··· Статья

Через год работы получил старшего следователя за раскрытие дела о педофилии. Потом стали поручать дела по «трупной линии» – суициды, пожары, падения с высоты и так далее. А уже после – работал сугубо по уголовным делам, последние 2-3 года – это тяжкие и особо тяжкие преступления (убийства, изнасилования, педофилия).

Наверное, стоит отметь, что с 2015 года я стою в очереди на жилье. Это тоже многих держит в органах – льготное строительство. Но когда начал сталкиваться с нарушениями, мне стало по барабану на это жилье. Я всегда работал честно. Мне даже когда-то предлагали взятку в размере 20 тысяч долларов – отказался и доложил руководству. Более того, если бы человек, который это предложил, на тот момент находился в Беларуси, он бы уже был за решеткой. Я не иду на сделки с совестью.

Был указ: не заводить «уголовку» на силовиков

Политикой я никогда особо не интересовался, потому что не видел перспектив для изменений. Когда появились реальные кандидаты и шанс, стал активно следить за предвыборной кампанией. Потом произошло то, что произошло, – и протестные настроения стали нарастать.

Я ходил почти на каждый митинг, и по мне точно так же стреляли – правда, не попали. После таких походов я стал ненавидеть ОМОН. Потом еще посмотрел ролики в интернете, как избивают женщин и подростков, что говорят люди под стенами Окрестина, и во мне проснулась дикая злость. Я против такой власти, против Лукашенко – он позорит нашу страну. Когда он говорит «народец» и все остальное – он не оговаривается, он действительно так думает. Лукашенко не дипломат, у него на языке то, что и в голове. Просто вся власть сосредоточена в его руках, и он потерял страх.

Когда избитые после мирных маршей стали проходить медосвидетельствование и обращаться с заявлениями и жалобами в СК, «сверху» поступил указ – не возбуждать уголовные дела в отношении силовиков. Потому что если возбудить хотя бы одно такое дело, люди начнут массово уходить из органов. А те, кто останется, перестанут выполнять приказы, если возникнет необходимость еще в одном жестком разгоне. Они уже будут понимать меру ответственности. Поэтому практика пока другая: на мирных демонстрантов заводят дела, ведь формальный состав есть – например, синяки у омоновцев. Сейчас ведется одно общее дело – там огромное количество подозреваемых. Так же, как и в деле по захвату власти, в рамках которого привлекали всех подряд.

······
··· Исходные данные

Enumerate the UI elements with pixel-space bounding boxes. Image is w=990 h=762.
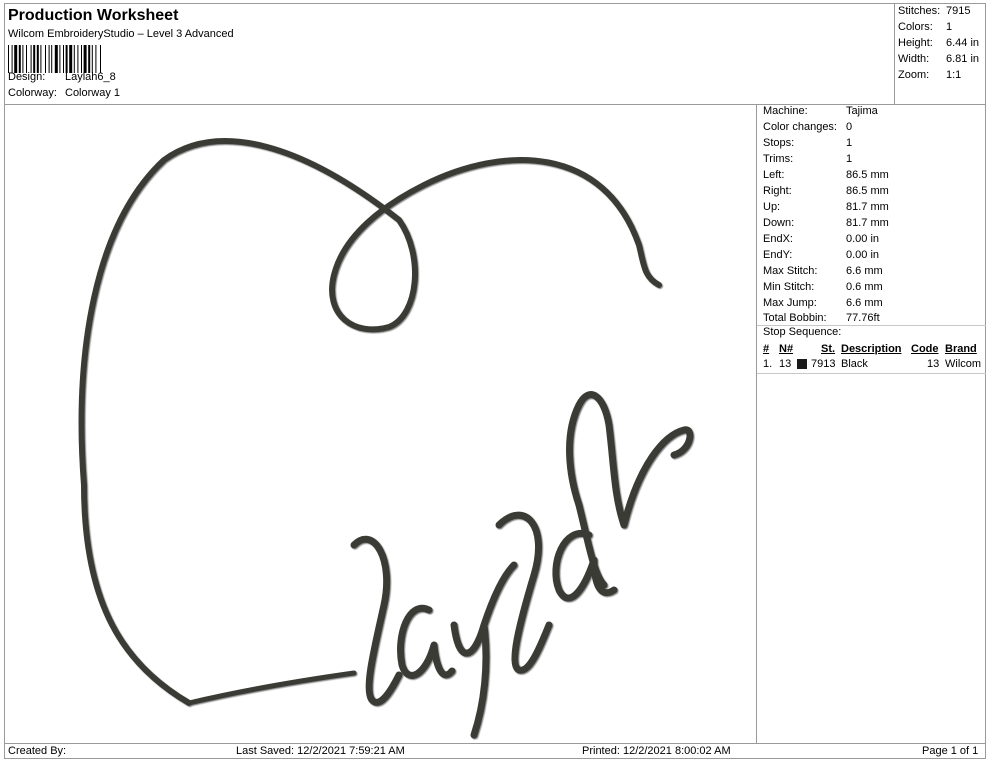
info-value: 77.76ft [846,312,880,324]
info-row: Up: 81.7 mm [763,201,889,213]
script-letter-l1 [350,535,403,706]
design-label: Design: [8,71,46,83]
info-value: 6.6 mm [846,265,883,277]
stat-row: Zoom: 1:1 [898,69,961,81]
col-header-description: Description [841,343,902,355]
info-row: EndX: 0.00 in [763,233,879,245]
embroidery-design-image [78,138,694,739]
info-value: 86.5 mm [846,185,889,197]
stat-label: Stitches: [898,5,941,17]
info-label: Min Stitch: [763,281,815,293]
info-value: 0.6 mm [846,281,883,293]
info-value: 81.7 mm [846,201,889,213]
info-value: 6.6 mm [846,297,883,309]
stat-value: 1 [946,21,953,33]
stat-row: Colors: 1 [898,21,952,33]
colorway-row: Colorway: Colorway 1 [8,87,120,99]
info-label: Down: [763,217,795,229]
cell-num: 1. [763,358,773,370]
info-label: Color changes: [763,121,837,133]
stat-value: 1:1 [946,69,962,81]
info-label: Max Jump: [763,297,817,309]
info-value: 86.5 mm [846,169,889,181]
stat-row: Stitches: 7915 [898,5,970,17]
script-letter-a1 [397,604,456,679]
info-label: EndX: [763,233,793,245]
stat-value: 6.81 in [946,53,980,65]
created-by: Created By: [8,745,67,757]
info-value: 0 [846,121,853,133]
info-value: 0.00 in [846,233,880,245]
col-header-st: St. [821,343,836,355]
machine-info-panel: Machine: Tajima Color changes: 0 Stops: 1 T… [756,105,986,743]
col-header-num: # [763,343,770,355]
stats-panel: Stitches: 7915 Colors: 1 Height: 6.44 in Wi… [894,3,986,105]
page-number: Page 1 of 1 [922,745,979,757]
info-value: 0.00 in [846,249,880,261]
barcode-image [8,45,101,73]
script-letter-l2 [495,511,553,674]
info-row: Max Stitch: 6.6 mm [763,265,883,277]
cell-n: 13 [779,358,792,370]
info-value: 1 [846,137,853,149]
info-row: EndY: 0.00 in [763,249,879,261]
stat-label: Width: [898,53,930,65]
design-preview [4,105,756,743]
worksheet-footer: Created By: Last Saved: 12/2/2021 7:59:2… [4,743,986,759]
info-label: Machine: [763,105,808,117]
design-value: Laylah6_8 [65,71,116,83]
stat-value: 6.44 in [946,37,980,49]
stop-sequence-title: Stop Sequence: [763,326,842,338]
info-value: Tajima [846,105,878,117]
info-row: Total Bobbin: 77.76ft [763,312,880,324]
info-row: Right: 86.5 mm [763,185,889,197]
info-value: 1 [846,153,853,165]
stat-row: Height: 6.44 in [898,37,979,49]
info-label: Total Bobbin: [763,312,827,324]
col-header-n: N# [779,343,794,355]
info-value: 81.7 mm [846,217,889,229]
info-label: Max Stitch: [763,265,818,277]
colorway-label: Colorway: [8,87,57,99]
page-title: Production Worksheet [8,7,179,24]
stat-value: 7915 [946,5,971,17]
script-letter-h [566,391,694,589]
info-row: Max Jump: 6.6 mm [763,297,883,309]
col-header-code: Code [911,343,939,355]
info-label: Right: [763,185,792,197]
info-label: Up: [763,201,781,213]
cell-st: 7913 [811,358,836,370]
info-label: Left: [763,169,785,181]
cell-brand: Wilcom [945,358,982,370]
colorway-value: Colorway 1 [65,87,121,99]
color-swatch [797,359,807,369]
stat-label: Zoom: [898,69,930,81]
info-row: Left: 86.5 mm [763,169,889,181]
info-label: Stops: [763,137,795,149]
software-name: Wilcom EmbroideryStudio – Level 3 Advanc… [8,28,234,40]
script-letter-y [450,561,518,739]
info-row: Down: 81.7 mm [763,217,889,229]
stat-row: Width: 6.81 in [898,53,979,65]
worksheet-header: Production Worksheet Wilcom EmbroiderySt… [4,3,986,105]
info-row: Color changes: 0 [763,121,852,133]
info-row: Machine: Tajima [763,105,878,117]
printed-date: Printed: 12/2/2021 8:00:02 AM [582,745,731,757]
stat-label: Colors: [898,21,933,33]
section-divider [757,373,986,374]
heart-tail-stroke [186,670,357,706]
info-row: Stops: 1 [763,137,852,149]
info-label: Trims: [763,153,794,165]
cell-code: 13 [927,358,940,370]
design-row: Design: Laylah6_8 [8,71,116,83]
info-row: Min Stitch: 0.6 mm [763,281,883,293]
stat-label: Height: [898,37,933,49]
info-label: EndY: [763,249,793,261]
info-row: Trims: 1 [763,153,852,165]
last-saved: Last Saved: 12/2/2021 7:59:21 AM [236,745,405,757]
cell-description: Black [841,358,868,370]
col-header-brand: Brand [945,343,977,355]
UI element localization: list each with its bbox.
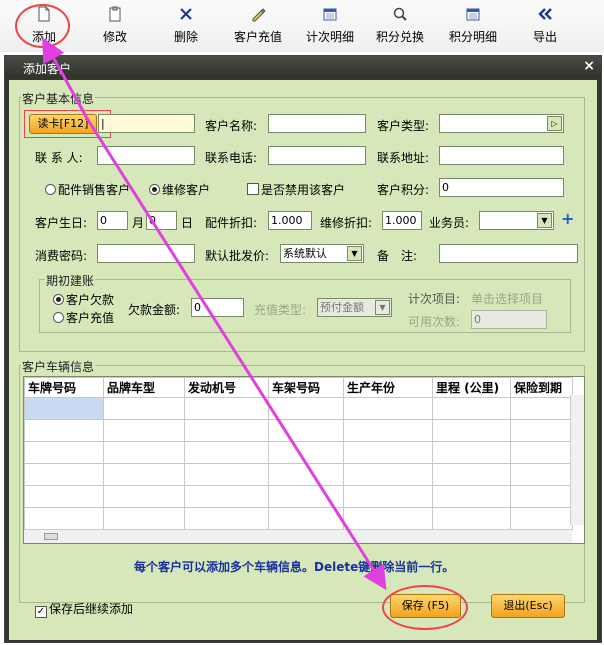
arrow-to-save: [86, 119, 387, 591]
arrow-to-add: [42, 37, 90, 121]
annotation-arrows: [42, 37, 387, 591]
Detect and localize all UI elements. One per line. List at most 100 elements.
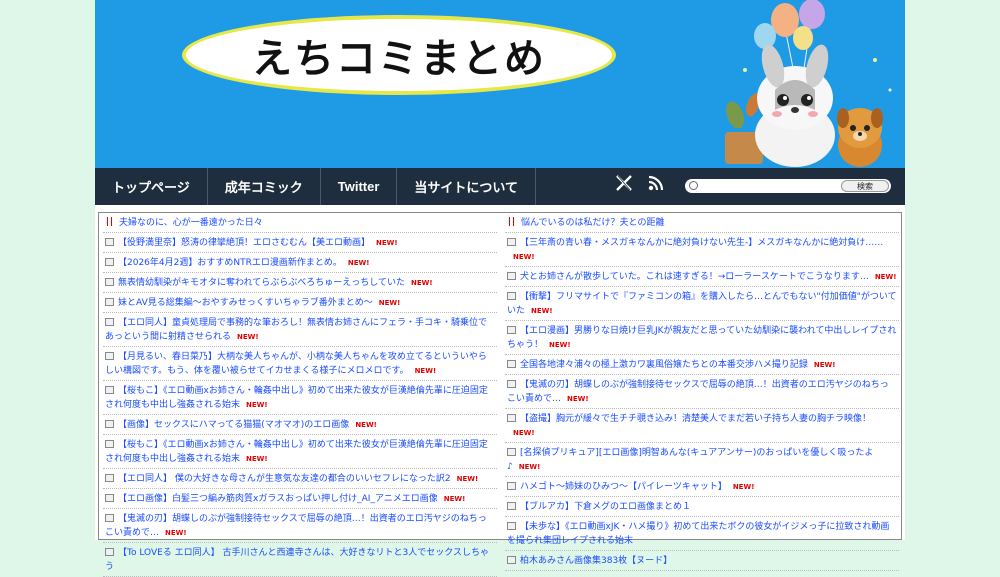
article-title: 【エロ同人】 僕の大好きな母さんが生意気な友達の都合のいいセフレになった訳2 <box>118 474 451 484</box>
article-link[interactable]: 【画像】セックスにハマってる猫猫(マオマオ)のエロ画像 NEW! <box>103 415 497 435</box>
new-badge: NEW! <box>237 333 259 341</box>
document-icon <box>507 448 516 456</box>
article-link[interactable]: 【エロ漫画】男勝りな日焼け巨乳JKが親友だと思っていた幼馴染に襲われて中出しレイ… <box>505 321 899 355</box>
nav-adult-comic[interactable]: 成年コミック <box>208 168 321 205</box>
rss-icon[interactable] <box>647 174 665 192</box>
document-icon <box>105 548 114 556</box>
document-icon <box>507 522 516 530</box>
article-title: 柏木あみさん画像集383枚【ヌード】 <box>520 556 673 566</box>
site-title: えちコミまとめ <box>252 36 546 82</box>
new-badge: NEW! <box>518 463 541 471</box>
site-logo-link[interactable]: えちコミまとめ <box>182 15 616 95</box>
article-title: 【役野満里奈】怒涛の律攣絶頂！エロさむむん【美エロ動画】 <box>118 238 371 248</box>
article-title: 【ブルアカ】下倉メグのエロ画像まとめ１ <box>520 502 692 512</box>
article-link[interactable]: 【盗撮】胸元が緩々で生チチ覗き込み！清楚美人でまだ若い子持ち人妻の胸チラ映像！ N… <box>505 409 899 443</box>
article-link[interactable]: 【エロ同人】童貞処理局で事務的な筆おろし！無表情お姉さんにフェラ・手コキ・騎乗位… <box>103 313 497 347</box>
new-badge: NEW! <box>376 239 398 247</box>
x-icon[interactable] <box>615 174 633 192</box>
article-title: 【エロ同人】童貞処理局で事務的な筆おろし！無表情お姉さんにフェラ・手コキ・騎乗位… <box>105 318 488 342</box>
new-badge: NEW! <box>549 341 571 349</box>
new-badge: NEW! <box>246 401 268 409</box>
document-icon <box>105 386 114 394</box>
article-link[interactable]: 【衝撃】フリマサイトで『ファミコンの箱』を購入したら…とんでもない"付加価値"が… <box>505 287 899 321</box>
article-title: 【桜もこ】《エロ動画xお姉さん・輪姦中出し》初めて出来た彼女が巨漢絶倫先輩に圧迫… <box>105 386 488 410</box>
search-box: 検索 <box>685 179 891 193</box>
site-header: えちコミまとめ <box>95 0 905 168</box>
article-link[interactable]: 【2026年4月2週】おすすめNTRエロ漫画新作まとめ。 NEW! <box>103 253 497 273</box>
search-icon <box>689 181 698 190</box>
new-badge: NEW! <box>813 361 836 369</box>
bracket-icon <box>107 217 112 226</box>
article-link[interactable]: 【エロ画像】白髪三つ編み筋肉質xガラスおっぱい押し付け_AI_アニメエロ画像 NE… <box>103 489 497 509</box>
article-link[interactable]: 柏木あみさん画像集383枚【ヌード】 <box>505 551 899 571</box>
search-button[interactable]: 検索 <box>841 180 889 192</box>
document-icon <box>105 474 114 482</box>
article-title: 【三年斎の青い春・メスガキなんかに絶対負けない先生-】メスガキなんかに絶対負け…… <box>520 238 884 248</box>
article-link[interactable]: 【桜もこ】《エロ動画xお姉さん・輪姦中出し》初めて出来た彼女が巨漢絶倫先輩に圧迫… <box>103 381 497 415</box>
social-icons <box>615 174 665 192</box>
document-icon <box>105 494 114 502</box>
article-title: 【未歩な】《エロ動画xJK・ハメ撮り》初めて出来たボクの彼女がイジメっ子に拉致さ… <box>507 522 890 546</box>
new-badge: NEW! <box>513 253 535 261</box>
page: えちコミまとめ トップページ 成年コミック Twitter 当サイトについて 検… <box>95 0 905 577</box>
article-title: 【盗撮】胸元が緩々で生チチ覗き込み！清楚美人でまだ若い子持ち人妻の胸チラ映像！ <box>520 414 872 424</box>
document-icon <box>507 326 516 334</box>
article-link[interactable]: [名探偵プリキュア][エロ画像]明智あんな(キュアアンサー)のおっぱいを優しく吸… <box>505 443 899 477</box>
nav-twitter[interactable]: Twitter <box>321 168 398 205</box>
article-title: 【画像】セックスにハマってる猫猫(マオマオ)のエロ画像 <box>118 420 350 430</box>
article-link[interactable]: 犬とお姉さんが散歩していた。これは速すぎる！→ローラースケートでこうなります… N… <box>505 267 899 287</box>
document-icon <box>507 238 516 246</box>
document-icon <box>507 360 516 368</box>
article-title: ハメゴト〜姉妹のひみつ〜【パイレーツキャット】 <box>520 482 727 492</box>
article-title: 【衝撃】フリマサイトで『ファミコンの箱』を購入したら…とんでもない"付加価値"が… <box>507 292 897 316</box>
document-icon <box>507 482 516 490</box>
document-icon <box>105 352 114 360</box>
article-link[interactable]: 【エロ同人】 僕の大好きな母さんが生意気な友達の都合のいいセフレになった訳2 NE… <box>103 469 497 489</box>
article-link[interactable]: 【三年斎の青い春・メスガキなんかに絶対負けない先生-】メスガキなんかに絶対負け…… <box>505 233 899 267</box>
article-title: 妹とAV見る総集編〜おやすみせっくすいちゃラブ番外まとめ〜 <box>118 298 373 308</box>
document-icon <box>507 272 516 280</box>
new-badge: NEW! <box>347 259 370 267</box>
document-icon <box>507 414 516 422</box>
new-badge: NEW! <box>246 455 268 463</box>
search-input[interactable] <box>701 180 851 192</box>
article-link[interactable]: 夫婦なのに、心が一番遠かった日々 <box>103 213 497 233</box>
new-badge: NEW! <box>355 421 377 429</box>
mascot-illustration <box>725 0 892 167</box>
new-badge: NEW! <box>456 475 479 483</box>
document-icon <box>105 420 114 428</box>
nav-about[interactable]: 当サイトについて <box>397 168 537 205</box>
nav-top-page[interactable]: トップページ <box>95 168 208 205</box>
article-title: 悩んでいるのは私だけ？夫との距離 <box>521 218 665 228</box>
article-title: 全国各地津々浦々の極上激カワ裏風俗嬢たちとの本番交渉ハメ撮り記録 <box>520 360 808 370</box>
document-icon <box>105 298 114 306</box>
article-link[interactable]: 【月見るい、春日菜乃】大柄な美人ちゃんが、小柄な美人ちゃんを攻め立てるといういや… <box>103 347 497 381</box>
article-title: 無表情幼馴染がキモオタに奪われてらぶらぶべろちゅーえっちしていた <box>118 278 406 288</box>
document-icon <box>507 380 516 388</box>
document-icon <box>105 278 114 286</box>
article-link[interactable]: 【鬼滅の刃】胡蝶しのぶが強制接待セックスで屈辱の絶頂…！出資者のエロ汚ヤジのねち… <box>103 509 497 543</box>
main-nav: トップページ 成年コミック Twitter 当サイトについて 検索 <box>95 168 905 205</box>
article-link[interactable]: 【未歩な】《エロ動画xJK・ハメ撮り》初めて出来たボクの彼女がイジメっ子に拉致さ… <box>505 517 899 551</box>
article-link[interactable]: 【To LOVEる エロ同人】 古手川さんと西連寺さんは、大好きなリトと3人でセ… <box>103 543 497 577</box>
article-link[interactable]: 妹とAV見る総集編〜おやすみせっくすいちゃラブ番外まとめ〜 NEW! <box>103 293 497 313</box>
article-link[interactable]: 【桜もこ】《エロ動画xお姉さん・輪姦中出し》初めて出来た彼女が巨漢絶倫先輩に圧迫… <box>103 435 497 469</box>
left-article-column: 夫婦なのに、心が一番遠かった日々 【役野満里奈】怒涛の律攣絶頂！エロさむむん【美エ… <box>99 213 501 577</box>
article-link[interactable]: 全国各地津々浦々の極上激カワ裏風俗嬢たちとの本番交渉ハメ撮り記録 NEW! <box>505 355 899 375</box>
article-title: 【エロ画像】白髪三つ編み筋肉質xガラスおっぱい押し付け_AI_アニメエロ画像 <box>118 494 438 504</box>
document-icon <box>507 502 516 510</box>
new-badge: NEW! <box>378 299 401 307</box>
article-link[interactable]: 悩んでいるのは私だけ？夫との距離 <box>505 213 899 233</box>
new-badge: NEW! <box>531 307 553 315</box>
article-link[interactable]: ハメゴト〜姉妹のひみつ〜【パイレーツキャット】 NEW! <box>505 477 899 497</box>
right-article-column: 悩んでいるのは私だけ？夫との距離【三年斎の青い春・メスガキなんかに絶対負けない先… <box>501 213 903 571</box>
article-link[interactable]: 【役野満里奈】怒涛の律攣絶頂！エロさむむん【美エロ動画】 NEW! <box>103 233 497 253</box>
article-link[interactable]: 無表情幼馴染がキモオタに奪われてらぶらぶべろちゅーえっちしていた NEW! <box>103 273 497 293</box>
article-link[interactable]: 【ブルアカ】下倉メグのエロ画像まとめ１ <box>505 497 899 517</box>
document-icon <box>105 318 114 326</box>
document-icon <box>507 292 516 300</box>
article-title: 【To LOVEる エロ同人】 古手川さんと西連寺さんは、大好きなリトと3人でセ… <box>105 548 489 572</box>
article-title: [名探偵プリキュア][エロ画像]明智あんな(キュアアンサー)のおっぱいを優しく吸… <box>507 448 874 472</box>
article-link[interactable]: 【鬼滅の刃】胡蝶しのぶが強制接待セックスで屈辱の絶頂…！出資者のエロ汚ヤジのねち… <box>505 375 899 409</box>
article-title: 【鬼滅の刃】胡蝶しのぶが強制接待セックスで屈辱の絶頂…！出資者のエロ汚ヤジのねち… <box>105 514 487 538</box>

······

◆ Требования к заданиям:
a) Перепечатайте без изменений фрагмент строк, который начинается строкой, содержащей «info-value: 77.76ft [846,312,880,324]», и заканчивается строкой, содержащей «script-letter-a1 [397,604,456,679]». Обе крайние строки тоже включите.
b) Допишите продолжение статьи о следователе и протестах в Беларуси, начиная сразу после её последнего предложения.

◆ Ответы к упражнениям:
a)
info-value: 77.76ft [846,312,880,324]
info-row: Up: 81.7 mm [763,201,889,213]
script-letter-l1 [350,535,403,706]
design-label: Design: [8,71,46,83]
info-value: 6.6 mm [846,265,883,277]
stat-row: Zoom: 1:1 [898,69,961,81]
col-header-description: Description [841,343,902,355]
info-row: EndX: 0.00 in [763,233,879,245]
embroidery-design-image [78,138,694,739]
info-value: 86.5 mm [846,185,889,197]
stat-label: Stitches: [898,5,941,17]
info-label: Min Stitch: [763,281,815,293]
info-value: 0.6 mm [846,281,883,293]
info-value: 81.7 mm [846,201,889,213]
info-value: 6.6 mm [846,297,883,309]
stat-value: 1 [946,21,953,33]
stat-row: Colors: 1 [898,21,952,33]
colorway-row: Colorway: Colorway 1 [8,87,120,99]
info-label: Down: [763,217,795,229]
cell-num: 1. [763,358,773,370]
info-label: Color changes: [763,121,837,133]
stat-value: 1:1 [946,69,962,81]
info-label: Max Jump: [763,297,817,309]
info-value: 86.5 mm [846,169,889,181]
stat-row: Stitches: 7915 [898,5,970,17]
script-letter-a1 [397,604,456,679]

b)
Но как только власть сменится – делам по фактам насилия в отношении мирных протестующих придадут ход. Поверьте, в Следственном комитете работают неглупые люди – они все фиксируют. По каждому факту сообщения из больницы собирается материал проверки, и эта информация накапливается. Потом просто скажут: «Мы проводили расследования, мы не при делах – мы честные».

Это как шахматы: при любой ситуации нужно думать на два шага вперед. Особенно у нас в стране. И эти сотрудники поддержат новую власть, но только когда ситуация станет безвыходной. Пока они продолжают работать и молчать, хотя сомнения, безусловно, есть у многих. Большинству важно личное благополучие, а уже потом – общее. Им нужны гарантии, что они ничего не потеряют. Хотя что терять? Средняя зарплата в СК составляет порядка 1200 рублей.

Не захотел быть преступником

Нас заставляли голосовать досрочно, а 9 августа отправили «на усиление» с 8 утра до 2 ночи. Это значит, ты приезжаешь на работу, переодеваешься в форму и сидишь, пока не скажут, что можно уезжать. Соответственно, в день голосования я не смог отдать свой голос и пойти на марш. Я просто просидел в кабинете – в тот день еще отключили интернет, и заниматься было совсем нечем. Более того, это был мой официальный выходной – воскресенье.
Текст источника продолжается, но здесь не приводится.